• _TASK BRIEF_:
Copy each line with the word "icon" in it.

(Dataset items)
╔══

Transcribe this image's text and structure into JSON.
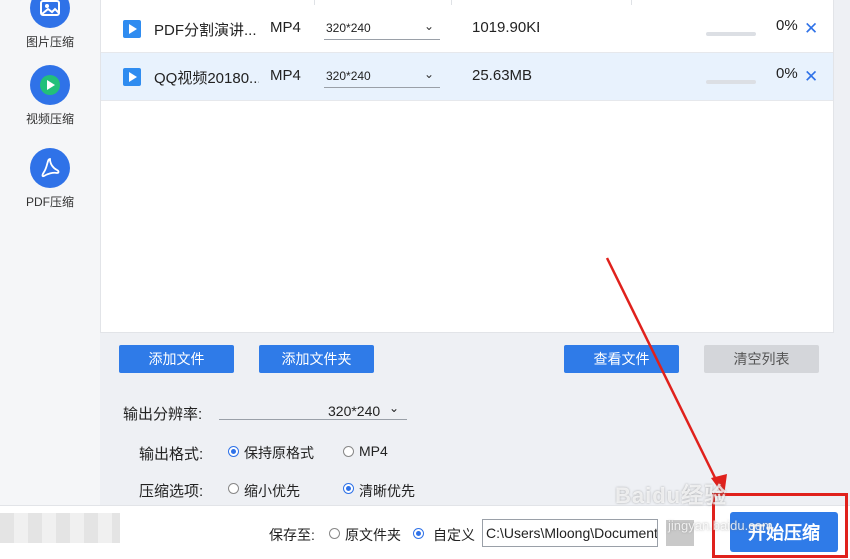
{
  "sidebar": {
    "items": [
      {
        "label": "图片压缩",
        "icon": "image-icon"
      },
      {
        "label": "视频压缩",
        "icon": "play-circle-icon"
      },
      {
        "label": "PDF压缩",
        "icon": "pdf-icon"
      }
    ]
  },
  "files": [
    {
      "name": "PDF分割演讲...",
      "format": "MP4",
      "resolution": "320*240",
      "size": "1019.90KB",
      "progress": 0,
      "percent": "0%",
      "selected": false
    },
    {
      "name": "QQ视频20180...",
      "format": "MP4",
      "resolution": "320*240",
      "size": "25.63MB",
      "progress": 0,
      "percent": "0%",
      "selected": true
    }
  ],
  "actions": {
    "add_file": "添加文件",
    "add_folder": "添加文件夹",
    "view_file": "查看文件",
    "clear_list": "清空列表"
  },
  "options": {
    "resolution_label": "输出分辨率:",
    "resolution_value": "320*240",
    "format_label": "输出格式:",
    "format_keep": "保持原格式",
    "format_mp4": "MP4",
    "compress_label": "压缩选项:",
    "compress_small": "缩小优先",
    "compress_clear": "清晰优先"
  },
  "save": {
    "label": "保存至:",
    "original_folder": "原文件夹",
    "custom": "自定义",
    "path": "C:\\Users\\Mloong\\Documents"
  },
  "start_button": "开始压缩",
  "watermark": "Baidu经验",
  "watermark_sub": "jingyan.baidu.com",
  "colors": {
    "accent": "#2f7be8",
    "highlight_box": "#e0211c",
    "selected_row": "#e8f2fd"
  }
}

╚══

• _REPLY TO THE EXERCISE_:
        "icon": "image-icon"
        "icon": "play-circle-icon"
        "icon": "pdf-icon"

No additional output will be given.